Start of Records shown

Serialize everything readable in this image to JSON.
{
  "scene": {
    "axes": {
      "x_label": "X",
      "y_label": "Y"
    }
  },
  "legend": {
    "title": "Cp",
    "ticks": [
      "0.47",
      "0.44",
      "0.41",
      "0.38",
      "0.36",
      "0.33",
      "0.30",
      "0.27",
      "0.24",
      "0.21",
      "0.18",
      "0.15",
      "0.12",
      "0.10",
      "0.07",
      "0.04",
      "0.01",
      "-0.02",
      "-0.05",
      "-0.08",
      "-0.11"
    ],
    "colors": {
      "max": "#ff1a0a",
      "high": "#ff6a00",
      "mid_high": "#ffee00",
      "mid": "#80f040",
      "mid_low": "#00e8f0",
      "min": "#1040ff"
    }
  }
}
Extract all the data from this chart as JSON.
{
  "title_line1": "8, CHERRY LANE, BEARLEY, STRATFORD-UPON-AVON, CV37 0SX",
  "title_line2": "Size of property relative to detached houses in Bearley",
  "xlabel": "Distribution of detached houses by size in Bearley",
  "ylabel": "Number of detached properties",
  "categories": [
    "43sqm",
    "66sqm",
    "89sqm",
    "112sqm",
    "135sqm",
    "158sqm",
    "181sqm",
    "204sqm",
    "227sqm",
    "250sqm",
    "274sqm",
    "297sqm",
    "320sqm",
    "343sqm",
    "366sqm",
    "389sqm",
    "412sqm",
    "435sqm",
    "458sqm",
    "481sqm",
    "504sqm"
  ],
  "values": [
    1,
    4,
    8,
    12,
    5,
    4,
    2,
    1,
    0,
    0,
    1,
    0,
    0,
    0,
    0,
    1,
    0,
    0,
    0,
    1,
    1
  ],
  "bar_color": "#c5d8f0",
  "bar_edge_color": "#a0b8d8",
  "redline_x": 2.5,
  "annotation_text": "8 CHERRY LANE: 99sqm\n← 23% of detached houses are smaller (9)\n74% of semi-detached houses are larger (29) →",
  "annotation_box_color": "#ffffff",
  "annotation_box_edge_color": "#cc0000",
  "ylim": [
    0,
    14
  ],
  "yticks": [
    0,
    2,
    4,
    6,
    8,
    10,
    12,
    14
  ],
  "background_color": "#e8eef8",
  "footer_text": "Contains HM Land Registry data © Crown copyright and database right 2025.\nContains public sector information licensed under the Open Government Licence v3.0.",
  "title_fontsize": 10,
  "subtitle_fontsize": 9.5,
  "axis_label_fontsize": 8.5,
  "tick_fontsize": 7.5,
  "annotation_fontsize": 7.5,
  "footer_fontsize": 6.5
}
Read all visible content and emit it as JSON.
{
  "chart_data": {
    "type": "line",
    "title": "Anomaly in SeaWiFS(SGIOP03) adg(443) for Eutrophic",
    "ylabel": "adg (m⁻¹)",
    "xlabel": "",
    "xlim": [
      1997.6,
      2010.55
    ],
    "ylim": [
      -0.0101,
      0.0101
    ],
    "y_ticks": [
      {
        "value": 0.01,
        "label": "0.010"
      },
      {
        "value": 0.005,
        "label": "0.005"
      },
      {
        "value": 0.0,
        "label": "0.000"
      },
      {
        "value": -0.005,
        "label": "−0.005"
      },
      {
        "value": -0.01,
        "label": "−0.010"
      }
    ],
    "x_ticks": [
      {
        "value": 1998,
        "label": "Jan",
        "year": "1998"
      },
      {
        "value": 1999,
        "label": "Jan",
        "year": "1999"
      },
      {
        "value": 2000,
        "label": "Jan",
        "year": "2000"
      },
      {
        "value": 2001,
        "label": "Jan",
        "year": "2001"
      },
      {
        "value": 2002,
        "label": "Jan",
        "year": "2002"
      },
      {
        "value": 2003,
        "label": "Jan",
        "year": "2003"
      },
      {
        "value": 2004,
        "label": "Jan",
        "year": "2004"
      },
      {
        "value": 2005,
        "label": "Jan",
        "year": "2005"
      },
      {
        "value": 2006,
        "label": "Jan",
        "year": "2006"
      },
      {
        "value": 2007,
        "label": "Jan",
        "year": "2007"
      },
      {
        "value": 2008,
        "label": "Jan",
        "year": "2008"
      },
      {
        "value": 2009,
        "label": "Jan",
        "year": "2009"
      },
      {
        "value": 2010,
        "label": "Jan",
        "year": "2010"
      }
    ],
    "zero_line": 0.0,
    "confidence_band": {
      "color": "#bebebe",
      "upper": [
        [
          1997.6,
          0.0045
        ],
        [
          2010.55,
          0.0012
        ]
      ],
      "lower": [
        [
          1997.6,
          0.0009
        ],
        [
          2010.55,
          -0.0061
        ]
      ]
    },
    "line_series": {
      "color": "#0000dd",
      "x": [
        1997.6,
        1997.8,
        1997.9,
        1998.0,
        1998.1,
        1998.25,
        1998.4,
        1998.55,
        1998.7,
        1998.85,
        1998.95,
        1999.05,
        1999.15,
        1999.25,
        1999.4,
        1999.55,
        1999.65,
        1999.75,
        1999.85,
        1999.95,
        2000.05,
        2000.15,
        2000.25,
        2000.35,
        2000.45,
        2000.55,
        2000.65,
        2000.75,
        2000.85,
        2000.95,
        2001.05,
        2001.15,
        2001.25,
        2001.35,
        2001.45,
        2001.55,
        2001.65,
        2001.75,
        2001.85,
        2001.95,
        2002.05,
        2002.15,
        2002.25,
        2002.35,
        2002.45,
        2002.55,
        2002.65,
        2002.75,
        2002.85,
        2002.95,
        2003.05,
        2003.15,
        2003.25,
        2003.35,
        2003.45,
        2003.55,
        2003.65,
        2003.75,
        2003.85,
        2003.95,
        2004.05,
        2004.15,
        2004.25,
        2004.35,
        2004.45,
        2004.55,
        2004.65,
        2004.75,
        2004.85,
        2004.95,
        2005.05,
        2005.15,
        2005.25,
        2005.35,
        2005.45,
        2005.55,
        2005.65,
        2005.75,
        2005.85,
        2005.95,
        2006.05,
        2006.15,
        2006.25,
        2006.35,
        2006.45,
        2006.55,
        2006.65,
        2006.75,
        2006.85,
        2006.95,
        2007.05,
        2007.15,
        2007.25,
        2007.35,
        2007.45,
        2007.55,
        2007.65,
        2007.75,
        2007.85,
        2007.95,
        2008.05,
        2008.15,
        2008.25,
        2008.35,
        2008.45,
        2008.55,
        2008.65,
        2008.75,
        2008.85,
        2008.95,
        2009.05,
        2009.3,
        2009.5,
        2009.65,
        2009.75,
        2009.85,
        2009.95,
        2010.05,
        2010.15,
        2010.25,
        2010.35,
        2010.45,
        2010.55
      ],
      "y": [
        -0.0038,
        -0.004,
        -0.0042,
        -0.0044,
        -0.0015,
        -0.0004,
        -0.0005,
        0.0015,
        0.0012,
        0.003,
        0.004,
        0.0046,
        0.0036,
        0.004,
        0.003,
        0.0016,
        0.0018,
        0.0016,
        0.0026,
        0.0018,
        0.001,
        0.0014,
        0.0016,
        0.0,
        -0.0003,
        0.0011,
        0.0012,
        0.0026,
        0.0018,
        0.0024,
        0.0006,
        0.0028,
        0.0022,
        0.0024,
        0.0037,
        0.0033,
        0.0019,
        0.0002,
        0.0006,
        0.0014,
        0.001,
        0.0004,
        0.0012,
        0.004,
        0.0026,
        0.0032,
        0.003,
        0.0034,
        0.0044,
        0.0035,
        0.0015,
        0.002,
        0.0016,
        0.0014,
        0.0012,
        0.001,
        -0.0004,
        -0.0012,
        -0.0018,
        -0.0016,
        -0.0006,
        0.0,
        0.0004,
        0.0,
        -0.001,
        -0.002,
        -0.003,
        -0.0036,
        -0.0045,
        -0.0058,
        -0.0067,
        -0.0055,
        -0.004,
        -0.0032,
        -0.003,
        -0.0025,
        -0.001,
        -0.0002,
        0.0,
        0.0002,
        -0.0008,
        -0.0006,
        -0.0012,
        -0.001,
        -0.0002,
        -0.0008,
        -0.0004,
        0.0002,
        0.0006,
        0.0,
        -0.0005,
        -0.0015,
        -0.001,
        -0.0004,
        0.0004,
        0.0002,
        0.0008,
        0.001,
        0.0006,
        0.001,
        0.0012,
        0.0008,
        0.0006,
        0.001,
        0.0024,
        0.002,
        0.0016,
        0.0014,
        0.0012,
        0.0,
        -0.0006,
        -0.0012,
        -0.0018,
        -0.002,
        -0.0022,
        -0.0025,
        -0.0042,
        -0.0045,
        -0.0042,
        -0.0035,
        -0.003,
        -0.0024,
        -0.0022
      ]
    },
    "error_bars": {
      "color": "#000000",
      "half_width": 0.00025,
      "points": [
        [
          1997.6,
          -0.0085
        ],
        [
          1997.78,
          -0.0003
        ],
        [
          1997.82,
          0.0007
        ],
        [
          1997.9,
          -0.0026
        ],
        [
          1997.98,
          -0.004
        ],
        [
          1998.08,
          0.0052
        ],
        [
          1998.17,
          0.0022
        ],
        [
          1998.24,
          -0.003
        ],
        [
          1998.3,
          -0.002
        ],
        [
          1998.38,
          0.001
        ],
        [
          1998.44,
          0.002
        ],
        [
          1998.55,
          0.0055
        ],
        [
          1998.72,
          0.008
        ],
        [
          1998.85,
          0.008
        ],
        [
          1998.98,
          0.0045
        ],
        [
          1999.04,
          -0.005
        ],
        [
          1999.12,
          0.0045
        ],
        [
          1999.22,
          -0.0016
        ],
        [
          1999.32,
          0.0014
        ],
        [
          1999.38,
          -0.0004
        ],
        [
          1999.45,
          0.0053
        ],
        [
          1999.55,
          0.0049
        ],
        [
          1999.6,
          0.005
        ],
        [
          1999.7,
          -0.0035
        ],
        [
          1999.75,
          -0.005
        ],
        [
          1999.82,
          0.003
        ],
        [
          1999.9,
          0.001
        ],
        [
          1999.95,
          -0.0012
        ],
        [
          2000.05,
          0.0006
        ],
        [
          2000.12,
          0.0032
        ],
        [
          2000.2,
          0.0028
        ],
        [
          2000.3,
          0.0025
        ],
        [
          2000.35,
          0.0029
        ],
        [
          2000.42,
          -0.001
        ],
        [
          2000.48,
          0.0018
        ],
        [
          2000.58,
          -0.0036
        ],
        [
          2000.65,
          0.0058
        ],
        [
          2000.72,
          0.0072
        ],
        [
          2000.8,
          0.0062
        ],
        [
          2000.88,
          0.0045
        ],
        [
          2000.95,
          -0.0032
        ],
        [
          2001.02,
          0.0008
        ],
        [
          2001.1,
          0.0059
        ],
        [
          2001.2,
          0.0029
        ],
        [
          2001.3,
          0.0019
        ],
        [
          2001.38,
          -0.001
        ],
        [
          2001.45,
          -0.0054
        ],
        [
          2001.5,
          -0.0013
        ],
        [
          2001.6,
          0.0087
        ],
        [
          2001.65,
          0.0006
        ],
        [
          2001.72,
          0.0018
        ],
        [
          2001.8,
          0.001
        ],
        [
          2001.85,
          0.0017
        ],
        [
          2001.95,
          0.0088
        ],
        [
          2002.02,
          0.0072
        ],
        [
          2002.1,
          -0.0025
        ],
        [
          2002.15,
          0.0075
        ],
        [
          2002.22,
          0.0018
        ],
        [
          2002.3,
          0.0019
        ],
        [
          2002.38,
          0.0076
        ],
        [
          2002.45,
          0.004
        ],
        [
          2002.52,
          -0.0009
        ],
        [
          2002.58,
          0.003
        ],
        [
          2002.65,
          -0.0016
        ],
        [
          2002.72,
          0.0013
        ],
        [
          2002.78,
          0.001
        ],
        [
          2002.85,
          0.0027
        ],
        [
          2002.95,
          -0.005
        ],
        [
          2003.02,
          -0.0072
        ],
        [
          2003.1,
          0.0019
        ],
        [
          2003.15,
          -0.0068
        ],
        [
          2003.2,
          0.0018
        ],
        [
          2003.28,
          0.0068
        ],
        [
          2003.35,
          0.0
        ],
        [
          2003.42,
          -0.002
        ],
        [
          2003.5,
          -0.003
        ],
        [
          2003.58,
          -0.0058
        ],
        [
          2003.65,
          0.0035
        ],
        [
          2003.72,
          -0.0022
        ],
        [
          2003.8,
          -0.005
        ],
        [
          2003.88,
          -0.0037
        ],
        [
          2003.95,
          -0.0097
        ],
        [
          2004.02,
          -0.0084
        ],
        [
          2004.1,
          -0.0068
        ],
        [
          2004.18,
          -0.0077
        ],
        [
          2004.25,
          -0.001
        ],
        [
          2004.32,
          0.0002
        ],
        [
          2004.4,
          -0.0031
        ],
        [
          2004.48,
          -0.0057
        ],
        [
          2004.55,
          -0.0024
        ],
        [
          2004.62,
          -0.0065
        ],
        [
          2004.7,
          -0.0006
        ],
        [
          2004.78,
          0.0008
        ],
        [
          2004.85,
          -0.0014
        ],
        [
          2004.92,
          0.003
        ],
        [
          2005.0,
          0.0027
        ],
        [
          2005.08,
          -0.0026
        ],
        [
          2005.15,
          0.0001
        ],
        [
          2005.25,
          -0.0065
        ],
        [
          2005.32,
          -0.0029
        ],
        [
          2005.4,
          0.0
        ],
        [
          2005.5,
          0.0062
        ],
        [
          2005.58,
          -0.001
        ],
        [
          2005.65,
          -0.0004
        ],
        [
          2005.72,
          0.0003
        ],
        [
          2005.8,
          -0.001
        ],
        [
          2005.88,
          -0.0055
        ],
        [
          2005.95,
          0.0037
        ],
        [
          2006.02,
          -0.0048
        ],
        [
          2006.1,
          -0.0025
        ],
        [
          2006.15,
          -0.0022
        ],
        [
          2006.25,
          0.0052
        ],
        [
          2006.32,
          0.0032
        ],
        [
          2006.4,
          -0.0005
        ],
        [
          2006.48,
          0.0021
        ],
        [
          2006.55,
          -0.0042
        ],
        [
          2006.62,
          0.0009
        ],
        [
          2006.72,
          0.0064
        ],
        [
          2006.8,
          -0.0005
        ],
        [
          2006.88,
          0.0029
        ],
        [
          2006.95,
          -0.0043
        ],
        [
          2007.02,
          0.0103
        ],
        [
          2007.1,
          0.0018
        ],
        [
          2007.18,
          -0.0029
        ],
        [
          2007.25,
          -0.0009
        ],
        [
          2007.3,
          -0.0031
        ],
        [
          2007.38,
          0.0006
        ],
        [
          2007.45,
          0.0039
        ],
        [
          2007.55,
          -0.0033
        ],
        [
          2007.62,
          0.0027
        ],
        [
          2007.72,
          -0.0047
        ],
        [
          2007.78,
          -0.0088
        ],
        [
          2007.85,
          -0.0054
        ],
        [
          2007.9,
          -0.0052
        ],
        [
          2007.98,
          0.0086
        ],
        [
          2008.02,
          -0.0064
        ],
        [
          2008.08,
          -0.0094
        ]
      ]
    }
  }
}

End of Records shown

### Task statement
Gather up, from the records above, each line where the word "JSON" appears.

### Finished task
Serialize everything readable in this image to JSON.
Extract all the data from this chart as JSON.
Read all visible content and emit it as JSON.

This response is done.